(begin)
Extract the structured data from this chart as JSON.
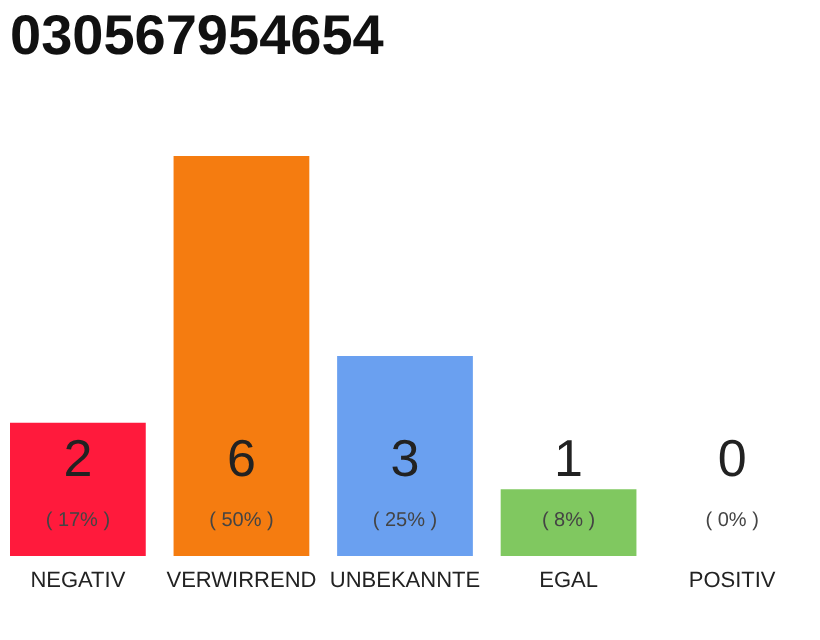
{
  "chart_data": {
    "type": "bar",
    "title": "030567954654",
    "categories": [
      "NEGATIV",
      "VERWIRREND",
      "UNBEKANNTE",
      "EGAL",
      "POSITIV"
    ],
    "values": [
      2,
      6,
      3,
      1,
      0
    ],
    "colors": [
      "#ff1a3c",
      "#f57c10",
      "#6aa0f0",
      "#80c860",
      "#d0d0d0"
    ],
    "data_labels": true,
    "annotations": [
      {
        "text": "( 17% )",
        "x": "NEGATIV",
        "y": 0
      },
      {
        "text": "( 50% )",
        "x": "VERWIRREND",
        "y": 0
      },
      {
        "text": "( 25% )",
        "x": "UNBEKANNTE",
        "y": 0
      },
      {
        "text": "( 8% )",
        "x": "EGAL",
        "y": 0
      },
      {
        "text": "( 0% )",
        "x": "POSITIV",
        "y": 0
      }
    ]
  }
}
(end)
Exercise requirements ::
Leave the images out, please, and restate each line word for word.

Answer in full ::
Extract the structured data from this chart as JSON.
{
  "chart_data": {
    "type": "bar",
    "title": "030567954654",
    "categories": [
      "NEGATIV",
      "VERWIRREND",
      "UNBEKANNTE",
      "EGAL",
      "POSITIV"
    ],
    "values": [
      2,
      6,
      3,
      1,
      0
    ],
    "colors": [
      "#ff1a3c",
      "#f57c10",
      "#6aa0f0",
      "#80c860",
      "#d0d0d0"
    ],
    "data_labels": true,
    "annotations": [
      {
        "text": "( 17% )",
        "x": "NEGATIV",
        "y": 0
      },
      {
        "text": "( 50% )",
        "x": "VERWIRREND",
        "y": 0
      },
      {
        "text": "( 25% )",
        "x": "UNBEKANNTE",
        "y": 0
      },
      {
        "text": "( 8% )",
        "x": "EGAL",
        "y": 0
      },
      {
        "text": "( 0% )",
        "x": "POSITIV",
        "y": 0
      }
    ]
  }
}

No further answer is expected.